:: WHAT YOU SHOULD DO ::
Could you reproduce the listing below with every "eye-hidden-icon" substituted by "visibility-toggle-icon" and nothing else altered?

Source data
☆ ☆ ☆ ☆ ☆ ☆ ☆
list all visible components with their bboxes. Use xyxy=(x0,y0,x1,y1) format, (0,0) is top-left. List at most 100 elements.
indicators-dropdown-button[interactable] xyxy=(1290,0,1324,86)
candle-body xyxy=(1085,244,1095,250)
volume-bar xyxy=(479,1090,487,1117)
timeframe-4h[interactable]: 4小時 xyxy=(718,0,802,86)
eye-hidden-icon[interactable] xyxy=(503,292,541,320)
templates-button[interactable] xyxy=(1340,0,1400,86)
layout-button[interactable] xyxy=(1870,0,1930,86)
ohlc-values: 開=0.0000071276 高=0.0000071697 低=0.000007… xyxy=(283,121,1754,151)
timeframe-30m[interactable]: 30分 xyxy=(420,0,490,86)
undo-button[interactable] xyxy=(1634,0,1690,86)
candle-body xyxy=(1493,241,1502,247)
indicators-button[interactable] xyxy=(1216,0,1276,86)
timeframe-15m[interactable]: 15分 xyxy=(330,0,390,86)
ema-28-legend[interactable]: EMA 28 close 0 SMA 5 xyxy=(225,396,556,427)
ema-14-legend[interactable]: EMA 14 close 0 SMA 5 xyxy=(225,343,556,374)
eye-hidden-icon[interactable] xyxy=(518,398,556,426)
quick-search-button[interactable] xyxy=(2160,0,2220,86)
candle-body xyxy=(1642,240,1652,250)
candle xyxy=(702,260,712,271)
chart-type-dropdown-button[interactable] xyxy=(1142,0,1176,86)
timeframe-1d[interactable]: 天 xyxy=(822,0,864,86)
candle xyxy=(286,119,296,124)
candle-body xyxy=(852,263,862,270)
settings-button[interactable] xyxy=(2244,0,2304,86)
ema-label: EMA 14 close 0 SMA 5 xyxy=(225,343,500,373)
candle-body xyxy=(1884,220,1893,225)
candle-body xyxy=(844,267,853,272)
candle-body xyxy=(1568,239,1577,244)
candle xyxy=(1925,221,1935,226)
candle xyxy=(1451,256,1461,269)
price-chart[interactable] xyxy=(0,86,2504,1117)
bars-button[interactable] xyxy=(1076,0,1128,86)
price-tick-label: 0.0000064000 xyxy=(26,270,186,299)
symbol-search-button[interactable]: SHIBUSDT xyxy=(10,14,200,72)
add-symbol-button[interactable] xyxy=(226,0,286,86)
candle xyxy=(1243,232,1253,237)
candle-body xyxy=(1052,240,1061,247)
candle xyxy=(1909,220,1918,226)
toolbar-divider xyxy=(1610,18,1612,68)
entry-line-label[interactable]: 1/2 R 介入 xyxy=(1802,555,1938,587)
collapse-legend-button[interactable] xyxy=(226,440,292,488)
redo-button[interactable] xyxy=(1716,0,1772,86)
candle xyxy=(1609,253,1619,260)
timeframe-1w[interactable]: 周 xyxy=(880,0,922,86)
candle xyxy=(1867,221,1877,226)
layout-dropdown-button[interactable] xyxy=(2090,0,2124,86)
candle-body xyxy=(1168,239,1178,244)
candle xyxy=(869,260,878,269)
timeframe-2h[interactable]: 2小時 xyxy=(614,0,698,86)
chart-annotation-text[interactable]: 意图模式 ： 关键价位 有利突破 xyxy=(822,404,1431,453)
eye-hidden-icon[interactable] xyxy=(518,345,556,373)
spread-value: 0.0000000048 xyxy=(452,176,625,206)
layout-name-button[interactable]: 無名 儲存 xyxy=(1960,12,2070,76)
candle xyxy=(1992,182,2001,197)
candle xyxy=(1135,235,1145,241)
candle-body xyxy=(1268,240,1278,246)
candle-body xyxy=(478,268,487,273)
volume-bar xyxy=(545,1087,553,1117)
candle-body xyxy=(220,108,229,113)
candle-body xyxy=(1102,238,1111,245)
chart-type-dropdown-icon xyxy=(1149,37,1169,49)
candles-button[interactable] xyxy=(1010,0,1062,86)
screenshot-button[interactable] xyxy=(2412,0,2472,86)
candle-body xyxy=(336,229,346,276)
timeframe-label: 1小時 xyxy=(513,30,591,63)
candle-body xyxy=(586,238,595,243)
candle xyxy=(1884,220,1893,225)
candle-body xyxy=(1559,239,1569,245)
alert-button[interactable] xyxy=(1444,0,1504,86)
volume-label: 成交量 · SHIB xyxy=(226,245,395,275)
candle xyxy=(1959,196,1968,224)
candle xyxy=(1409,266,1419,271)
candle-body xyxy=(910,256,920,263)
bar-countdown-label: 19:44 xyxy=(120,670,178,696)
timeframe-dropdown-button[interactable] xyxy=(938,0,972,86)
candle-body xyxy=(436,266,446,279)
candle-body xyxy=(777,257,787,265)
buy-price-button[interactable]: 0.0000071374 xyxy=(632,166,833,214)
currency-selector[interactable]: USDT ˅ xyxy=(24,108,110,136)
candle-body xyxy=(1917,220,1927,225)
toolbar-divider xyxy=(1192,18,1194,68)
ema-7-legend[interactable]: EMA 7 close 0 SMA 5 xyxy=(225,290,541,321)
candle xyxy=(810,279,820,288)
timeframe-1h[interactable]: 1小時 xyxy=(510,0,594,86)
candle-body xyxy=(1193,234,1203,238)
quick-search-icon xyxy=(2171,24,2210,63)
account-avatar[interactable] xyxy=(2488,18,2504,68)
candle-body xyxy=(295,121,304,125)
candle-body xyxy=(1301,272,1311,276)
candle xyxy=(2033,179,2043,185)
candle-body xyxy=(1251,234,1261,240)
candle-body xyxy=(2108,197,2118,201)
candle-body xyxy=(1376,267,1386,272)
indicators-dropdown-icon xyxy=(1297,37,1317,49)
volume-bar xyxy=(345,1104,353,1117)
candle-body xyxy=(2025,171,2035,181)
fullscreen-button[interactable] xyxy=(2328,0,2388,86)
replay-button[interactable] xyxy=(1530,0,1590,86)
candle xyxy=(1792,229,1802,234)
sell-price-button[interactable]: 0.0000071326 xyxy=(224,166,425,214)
☆ ☆ ☆ ☆ ☆ ☆ ☆
:: REPLY TO THE EXERCISE ::
list all visible components with their bboxes. Use xyxy=(x0,y0,x1,y1) format, (0,0) is top-left. List at most 100 elements.
indicators-dropdown-button[interactable] xyxy=(1290,0,1324,86)
candle-body xyxy=(1085,244,1095,250)
volume-bar xyxy=(479,1090,487,1117)
timeframe-4h[interactable]: 4小時 xyxy=(718,0,802,86)
visibility-toggle-icon[interactable] xyxy=(503,292,541,320)
templates-button[interactable] xyxy=(1340,0,1400,86)
layout-button[interactable] xyxy=(1870,0,1930,86)
ohlc-values: 開=0.0000071276 高=0.0000071697 低=0.000007… xyxy=(283,121,1754,151)
timeframe-30m[interactable]: 30分 xyxy=(420,0,490,86)
undo-button[interactable] xyxy=(1634,0,1690,86)
candle-body xyxy=(1493,241,1502,247)
indicators-button[interactable] xyxy=(1216,0,1276,86)
timeframe-15m[interactable]: 15分 xyxy=(330,0,390,86)
ema-28-legend[interactable]: EMA 28 close 0 SMA 5 xyxy=(225,396,556,427)
ema-14-legend[interactable]: EMA 14 close 0 SMA 5 xyxy=(225,343,556,374)
visibility-toggle-icon[interactable] xyxy=(518,398,556,426)
quick-search-button[interactable] xyxy=(2160,0,2220,86)
candle-body xyxy=(1642,240,1652,250)
candle xyxy=(702,260,712,271)
chart-type-dropdown-button[interactable] xyxy=(1142,0,1176,86)
timeframe-1d[interactable]: 天 xyxy=(822,0,864,86)
candle xyxy=(286,119,296,124)
candle-body xyxy=(852,263,862,270)
settings-button[interactable] xyxy=(2244,0,2304,86)
ema-label: EMA 14 close 0 SMA 5 xyxy=(225,343,500,373)
candle-body xyxy=(1884,220,1893,225)
candle-body xyxy=(844,267,853,272)
candle-body xyxy=(1568,239,1577,244)
candle xyxy=(1925,221,1935,226)
candle xyxy=(1451,256,1461,269)
price-chart[interactable] xyxy=(0,86,2504,1117)
bars-button[interactable] xyxy=(1076,0,1128,86)
price-tick-label: 0.0000064000 xyxy=(26,270,186,299)
symbol-search-button[interactable]: SHIBUSDT xyxy=(10,14,200,72)
add-symbol-button[interactable] xyxy=(226,0,286,86)
candle xyxy=(1243,232,1253,237)
candle-body xyxy=(1052,240,1061,247)
candle xyxy=(1909,220,1918,226)
toolbar-divider xyxy=(1610,18,1612,68)
entry-line-label[interactable]: 1/2 R 介入 xyxy=(1802,555,1938,587)
collapse-legend-button[interactable] xyxy=(226,440,292,488)
redo-button[interactable] xyxy=(1716,0,1772,86)
candle xyxy=(1609,253,1619,260)
timeframe-1w[interactable]: 周 xyxy=(880,0,922,86)
candle xyxy=(1867,221,1877,226)
layout-dropdown-button[interactable] xyxy=(2090,0,2124,86)
candle-body xyxy=(1168,239,1178,244)
candle xyxy=(869,260,878,269)
timeframe-2h[interactable]: 2小時 xyxy=(614,0,698,86)
chart-annotation-text[interactable]: 意图模式 ： 关键价位 有利突破 xyxy=(822,404,1431,453)
visibility-toggle-icon[interactable] xyxy=(518,345,556,373)
spread-value: 0.0000000048 xyxy=(452,176,625,206)
layout-name-button[interactable]: 無名 儲存 xyxy=(1960,12,2070,76)
candle xyxy=(1992,182,2001,197)
candle xyxy=(1135,235,1145,241)
candle-body xyxy=(1268,240,1278,246)
candle-body xyxy=(478,268,487,273)
volume-bar xyxy=(545,1087,553,1117)
candle-body xyxy=(220,108,229,113)
candle-body xyxy=(1102,238,1111,245)
chart-type-dropdown-icon xyxy=(1149,37,1169,49)
candles-button[interactable] xyxy=(1010,0,1062,86)
screenshot-button[interactable] xyxy=(2412,0,2472,86)
candle-body xyxy=(336,229,346,276)
timeframe-label: 1小時 xyxy=(513,30,591,63)
candle-body xyxy=(586,238,595,243)
candle xyxy=(1884,220,1893,225)
candle-body xyxy=(1559,239,1569,245)
alert-button[interactable] xyxy=(1444,0,1504,86)
volume-label: 成交量 · SHIB xyxy=(226,245,395,275)
candle xyxy=(1959,196,1968,224)
candle xyxy=(1409,266,1419,271)
candle-body xyxy=(910,256,920,263)
bar-countdown-label: 19:44 xyxy=(120,670,178,696)
timeframe-dropdown-button[interactable] xyxy=(938,0,972,86)
candle-body xyxy=(436,266,446,279)
candle-body xyxy=(777,257,787,265)
buy-price-button[interactable]: 0.0000071374 xyxy=(632,166,833,214)
currency-selector[interactable]: USDT ˅ xyxy=(24,108,110,136)
candle-body xyxy=(1917,220,1927,225)
toolbar-divider xyxy=(1192,18,1194,68)
ema-7-legend[interactable]: EMA 7 close 0 SMA 5 xyxy=(225,290,541,321)
candle xyxy=(810,279,820,288)
timeframe-1h[interactable]: 1小時 xyxy=(510,0,594,86)
candle-body xyxy=(1193,234,1203,238)
quick-search-icon xyxy=(2171,24,2210,63)
account-avatar[interactable] xyxy=(2488,18,2504,68)
candle-body xyxy=(295,121,304,125)
candle-body xyxy=(1301,272,1311,276)
candle xyxy=(2033,179,2043,185)
candle-body xyxy=(1251,234,1261,240)
candle-body xyxy=(2108,197,2118,201)
candle-body xyxy=(1376,267,1386,272)
indicators-dropdown-icon xyxy=(1297,37,1317,49)
volume-bar xyxy=(345,1104,353,1117)
candle-body xyxy=(2025,171,2035,181)
fullscreen-button[interactable] xyxy=(2328,0,2388,86)
replay-button[interactable] xyxy=(1530,0,1590,86)
candle xyxy=(1792,229,1802,234)
sell-price-button[interactable]: 0.0000071326 xyxy=(224,166,425,214)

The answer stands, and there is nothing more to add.